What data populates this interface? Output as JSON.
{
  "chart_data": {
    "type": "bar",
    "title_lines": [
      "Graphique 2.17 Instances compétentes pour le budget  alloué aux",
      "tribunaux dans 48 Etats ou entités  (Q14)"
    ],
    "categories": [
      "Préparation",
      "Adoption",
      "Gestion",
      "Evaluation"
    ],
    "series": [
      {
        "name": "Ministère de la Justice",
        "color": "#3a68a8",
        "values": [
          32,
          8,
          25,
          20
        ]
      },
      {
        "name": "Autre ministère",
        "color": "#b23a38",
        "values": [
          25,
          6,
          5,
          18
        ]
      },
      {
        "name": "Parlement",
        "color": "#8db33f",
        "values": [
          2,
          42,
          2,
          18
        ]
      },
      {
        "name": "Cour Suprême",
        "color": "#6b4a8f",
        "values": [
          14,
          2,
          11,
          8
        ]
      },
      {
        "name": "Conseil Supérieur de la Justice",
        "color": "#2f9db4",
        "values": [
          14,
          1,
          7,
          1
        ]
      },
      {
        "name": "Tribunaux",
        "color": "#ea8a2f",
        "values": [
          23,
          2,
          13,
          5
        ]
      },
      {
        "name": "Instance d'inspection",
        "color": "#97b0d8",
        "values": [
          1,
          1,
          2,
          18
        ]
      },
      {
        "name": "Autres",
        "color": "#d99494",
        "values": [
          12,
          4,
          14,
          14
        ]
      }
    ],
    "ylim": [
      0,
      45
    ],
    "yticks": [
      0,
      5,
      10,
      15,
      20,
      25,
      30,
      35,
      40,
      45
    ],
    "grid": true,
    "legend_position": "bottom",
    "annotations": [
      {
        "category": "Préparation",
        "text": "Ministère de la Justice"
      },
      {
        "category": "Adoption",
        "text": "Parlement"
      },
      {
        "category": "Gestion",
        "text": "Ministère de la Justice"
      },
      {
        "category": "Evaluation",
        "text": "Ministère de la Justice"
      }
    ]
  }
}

· · · · ·

§ **What needs to be done**
Transcribe all of the entries without altering anything.

§ **Solution below**
What data populates this interface? Output as JSON.
{
  "chart_data": {
    "type": "bar",
    "title_lines": [
      "Graphique 2.17 Instances compétentes pour le budget  alloué aux",
      "tribunaux dans 48 Etats ou entités  (Q14)"
    ],
    "categories": [
      "Préparation",
      "Adoption",
      "Gestion",
      "Evaluation"
    ],
    "series": [
      {
        "name": "Ministère de la Justice",
        "color": "#3a68a8",
        "values": [
          32,
          8,
          25,
          20
        ]
      },
      {
        "name": "Autre ministère",
        "color": "#b23a38",
        "values": [
          25,
          6,
          5,
          18
        ]
      },
      {
        "name": "Parlement",
        "color": "#8db33f",
        "values": [
          2,
          42,
          2,
          18
        ]
      },
      {
        "name": "Cour Suprême",
        "color": "#6b4a8f",
        "values": [
          14,
          2,
          11,
          8
        ]
      },
      {
        "name": "Conseil Supérieur de la Justice",
        "color": "#2f9db4",
        "values": [
          14,
          1,
          7,
          1
        ]
      },
      {
        "name": "Tribunaux",
        "color": "#ea8a2f",
        "values": [
          23,
          2,
          13,
          5
        ]
      },
      {
        "name": "Instance d'inspection",
        "color": "#97b0d8",
        "values": [
          1,
          1,
          2,
          18
        ]
      },
      {
        "name": "Autres",
        "color": "#d99494",
        "values": [
          12,
          4,
          14,
          14
        ]
      }
    ],
    "ylim": [
      0,
      45
    ],
    "yticks": [
      0,
      5,
      10,
      15,
      20,
      25,
      30,
      35,
      40,
      45
    ],
    "grid": true,
    "legend_position": "bottom",
    "annotations": [
      {
        "category": "Préparation",
        "text": "Ministère de la Justice"
      },
      {
        "category": "Adoption",
        "text": "Parlement"
      },
      {
        "category": "Gestion",
        "text": "Ministère de la Justice"
      },
      {
        "category": "Evaluation",
        "text": "Ministère de la Justice"
      }
    ]
  }
}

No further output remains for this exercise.